■ STATED GOAL
Copy all the data exactly, except the pictures.

--- Begin INFORMATION SHOWN ---

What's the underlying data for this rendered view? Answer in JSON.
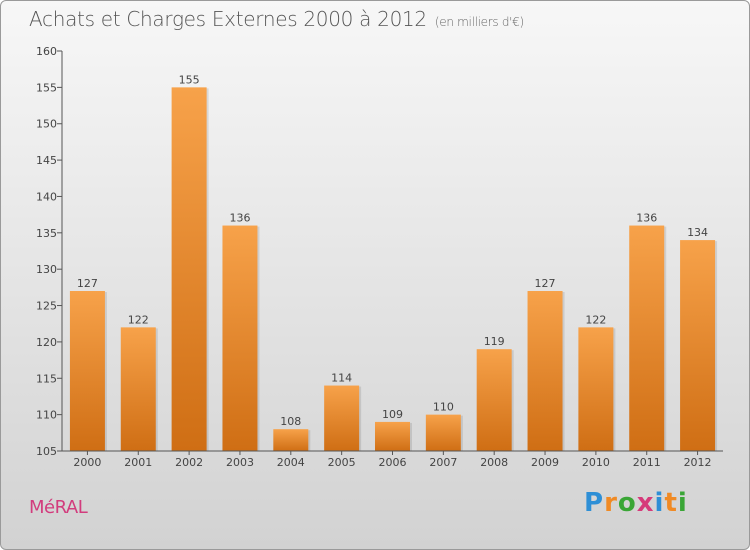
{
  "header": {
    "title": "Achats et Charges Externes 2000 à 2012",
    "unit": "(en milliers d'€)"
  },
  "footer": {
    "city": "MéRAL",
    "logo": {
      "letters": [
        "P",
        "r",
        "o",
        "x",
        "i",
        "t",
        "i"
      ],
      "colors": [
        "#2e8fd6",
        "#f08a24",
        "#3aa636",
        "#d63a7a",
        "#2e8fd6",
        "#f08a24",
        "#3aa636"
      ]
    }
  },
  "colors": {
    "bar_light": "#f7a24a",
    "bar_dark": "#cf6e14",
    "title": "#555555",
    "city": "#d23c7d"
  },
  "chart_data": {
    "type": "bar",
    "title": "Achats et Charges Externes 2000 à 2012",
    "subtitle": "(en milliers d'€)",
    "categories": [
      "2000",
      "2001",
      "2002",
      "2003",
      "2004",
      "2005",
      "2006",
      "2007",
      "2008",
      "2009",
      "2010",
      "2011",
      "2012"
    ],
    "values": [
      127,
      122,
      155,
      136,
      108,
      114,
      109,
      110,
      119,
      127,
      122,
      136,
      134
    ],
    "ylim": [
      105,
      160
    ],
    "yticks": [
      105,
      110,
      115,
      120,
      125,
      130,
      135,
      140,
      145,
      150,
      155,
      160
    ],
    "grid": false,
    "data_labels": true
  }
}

--- End INFORMATION SHOWN ---

■ ANSWER TO THIS EXERCISE
What's the underlying data for this rendered view? Answer in JSON.
{
  "header": {
    "title": "Achats et Charges Externes 2000 à 2012",
    "unit": "(en milliers d'€)"
  },
  "footer": {
    "city": "MéRAL",
    "logo": {
      "letters": [
        "P",
        "r",
        "o",
        "x",
        "i",
        "t",
        "i"
      ],
      "colors": [
        "#2e8fd6",
        "#f08a24",
        "#3aa636",
        "#d63a7a",
        "#2e8fd6",
        "#f08a24",
        "#3aa636"
      ]
    }
  },
  "colors": {
    "bar_light": "#f7a24a",
    "bar_dark": "#cf6e14",
    "title": "#555555",
    "city": "#d23c7d"
  },
  "chart_data": {
    "type": "bar",
    "title": "Achats et Charges Externes 2000 à 2012",
    "subtitle": "(en milliers d'€)",
    "categories": [
      "2000",
      "2001",
      "2002",
      "2003",
      "2004",
      "2005",
      "2006",
      "2007",
      "2008",
      "2009",
      "2010",
      "2011",
      "2012"
    ],
    "values": [
      127,
      122,
      155,
      136,
      108,
      114,
      109,
      110,
      119,
      127,
      122,
      136,
      134
    ],
    "ylim": [
      105,
      160
    ],
    "yticks": [
      105,
      110,
      115,
      120,
      125,
      130,
      135,
      140,
      145,
      150,
      155,
      160
    ],
    "grid": false,
    "data_labels": true
  }
}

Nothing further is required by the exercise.